» Task instructions:
- 1) Summarize the ROMIE path-planning write-up in two sentences.
- 2) Please state whether each statement agrees with the ROMIE path-planning write-up, answering yes or no and quoting the words that decide it: (a) The path produced by Global Path Planning is sent to the Control sub-system. (b) The project is a third-year project at the University of Bath. (c) The path is generated from the user's input alone.
- 3) Write the next part of the ROMIE path-planning write-up, picking up after its final sentence.

── Excerpted passage

A University of Bath Integrated Mechanical and Electrical Engineering 3rd Year Project.
Here is the story of the project: Link to PDF
The Global Path Planning is a sub-system of the overal architecture of ROMIE. The Global Path Planning is responsible for taking the user's input and generating a path for ROMIE to follow. The path is generated by using a combination of the user's input and the data from the sensors on ROMIE. The path is then sent to the Local Path Planning sub-system. A diagram of the overall architecture can be seen below.
flowchart TB;
LiDAR & StereoCamera -->|Point Cloud 2D|J["Sensor Fusion (vis)"];
IMU & GPS --> B["Sensor Fusion (odom)"];
USER -->|Boundaries|H[Global Planning];
J -->|Vecs of Objects rel. to ROMIE?| I;
B -->|"Odometry (real vel.)"| C[Control];
H -->|Waypoints| I;
I[Local Planing] -->|"reference heading (or ref. vel.)"| C;
C --->|"velocity output"| X[Motor Controllers];
F[Payload] --->|Completion Status| C;
C -->|Drill Command| F;
E[Motor Encoders] --> B;
This website is meant to be a platform where the mining engineer can choose and generate the sampling points that ROMIE is going to visit. It using Google Maps API to visualise the potential prospecting land. He/She can generate the best path and see on the map the path.

────
── Data records

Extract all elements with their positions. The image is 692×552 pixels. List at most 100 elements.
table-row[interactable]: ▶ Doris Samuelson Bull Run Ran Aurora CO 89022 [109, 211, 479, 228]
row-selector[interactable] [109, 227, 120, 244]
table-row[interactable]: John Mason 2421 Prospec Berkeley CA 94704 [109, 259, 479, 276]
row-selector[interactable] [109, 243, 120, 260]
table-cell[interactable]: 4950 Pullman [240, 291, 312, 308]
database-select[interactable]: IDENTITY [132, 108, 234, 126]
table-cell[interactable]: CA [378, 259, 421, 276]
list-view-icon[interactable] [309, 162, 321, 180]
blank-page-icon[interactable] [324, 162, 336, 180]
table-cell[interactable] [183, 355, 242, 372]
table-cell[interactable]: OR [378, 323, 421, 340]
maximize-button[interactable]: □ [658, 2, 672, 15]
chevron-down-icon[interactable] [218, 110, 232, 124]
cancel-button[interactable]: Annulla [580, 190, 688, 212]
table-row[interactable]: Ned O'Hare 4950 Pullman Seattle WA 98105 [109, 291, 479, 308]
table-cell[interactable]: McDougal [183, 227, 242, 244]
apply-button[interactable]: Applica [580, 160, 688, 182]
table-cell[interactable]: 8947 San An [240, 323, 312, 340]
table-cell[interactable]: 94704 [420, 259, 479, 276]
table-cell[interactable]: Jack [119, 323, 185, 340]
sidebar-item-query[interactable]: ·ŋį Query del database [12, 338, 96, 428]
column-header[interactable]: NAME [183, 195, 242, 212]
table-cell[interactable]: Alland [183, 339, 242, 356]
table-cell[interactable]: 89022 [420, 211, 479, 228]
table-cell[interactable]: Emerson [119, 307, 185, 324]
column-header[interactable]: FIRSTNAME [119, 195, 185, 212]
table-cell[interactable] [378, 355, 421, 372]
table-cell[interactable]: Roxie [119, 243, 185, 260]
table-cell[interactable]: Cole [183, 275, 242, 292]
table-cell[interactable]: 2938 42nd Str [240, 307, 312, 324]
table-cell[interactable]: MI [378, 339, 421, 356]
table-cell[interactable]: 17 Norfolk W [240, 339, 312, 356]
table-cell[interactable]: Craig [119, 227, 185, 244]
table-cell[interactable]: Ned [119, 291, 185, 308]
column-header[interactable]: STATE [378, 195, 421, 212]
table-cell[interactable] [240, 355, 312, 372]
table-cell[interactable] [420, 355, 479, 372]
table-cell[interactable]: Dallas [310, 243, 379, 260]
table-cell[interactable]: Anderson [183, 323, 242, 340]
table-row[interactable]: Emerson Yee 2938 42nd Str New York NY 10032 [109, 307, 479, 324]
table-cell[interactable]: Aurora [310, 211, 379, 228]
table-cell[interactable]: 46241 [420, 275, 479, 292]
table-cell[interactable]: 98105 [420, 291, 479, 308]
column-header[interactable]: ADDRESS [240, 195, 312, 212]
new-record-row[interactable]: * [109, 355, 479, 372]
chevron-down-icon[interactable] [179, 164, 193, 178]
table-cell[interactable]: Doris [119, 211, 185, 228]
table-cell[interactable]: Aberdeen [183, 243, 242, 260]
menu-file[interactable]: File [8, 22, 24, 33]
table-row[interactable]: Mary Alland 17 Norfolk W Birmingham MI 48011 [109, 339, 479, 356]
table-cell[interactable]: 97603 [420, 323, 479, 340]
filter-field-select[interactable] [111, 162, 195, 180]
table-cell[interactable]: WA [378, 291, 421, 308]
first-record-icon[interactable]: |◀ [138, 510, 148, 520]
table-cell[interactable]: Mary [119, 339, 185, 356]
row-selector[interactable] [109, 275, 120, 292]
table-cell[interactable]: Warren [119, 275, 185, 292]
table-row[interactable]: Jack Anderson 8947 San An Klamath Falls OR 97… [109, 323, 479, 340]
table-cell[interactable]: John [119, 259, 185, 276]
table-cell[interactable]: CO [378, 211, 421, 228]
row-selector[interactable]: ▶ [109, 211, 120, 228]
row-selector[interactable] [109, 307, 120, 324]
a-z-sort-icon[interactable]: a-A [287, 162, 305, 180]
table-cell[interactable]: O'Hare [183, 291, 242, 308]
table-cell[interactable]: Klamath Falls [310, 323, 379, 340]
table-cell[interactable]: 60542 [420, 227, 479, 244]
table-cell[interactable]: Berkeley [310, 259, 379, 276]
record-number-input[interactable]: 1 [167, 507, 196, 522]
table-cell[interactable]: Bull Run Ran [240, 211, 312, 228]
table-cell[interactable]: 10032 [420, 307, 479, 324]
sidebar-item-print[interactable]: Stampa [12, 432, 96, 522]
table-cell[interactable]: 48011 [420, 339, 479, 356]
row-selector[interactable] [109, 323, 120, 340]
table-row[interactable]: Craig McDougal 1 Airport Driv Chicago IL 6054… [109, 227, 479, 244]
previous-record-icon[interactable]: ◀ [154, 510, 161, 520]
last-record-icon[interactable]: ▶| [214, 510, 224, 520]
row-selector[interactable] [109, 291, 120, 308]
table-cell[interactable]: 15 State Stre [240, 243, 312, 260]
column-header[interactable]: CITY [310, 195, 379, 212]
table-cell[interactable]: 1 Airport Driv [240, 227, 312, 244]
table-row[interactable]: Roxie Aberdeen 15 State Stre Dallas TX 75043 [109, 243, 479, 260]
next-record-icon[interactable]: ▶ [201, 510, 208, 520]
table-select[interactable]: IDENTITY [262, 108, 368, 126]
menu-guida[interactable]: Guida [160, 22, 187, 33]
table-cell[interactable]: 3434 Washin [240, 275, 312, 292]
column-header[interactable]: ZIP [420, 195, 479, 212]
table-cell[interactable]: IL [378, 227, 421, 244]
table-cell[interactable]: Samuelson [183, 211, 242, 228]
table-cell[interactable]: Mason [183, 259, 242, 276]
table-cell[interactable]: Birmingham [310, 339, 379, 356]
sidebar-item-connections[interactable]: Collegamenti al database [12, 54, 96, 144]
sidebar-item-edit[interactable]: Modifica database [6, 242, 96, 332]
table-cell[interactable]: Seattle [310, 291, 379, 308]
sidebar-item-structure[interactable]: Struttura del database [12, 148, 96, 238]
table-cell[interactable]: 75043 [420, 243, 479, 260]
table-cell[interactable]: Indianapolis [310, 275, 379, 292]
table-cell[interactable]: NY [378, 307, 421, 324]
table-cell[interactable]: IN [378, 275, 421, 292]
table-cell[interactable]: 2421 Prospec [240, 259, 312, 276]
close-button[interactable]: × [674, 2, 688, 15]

────

» Answers by item number:
- 1) In this University of Bath third-year project, ROMIE's Global Path Planning sub-system combines the user's input with data from ROMIE's sensors to generate a path, which it then sends to the Local Path Planning sub-system. A website lets the mining engineer choose and generate the sampling points ROMIE is going to visit, generate the best path and see that path on the map.

- 2)
(a) No: "The path is then sent to the Local Path Planning sub-system."
(b) Yes: "A University of Bath Integrated Mechanical and Electrical Engineering 3rd Year Project."
(c) No: "The path is generated by using a combination of the user's input and the data from the sensors on ROMIE."

- 3)
This website is also used at the moment as a playground to test the effect of different Traveling Salesman Problem algorithms. The algorithms are implemented in Python and the results are displayed on the website. The algorithms are also used to generate the path for ROMIE to follow.
This repository contains a series of different TSP algorithms based on Google OR-Tools, Genetic Algorithms and Machine Learning Reinforcement Learning: Q-learning.
The aim is to build, run and compare the outputs to determine the best TSP algorithm for our project requirements.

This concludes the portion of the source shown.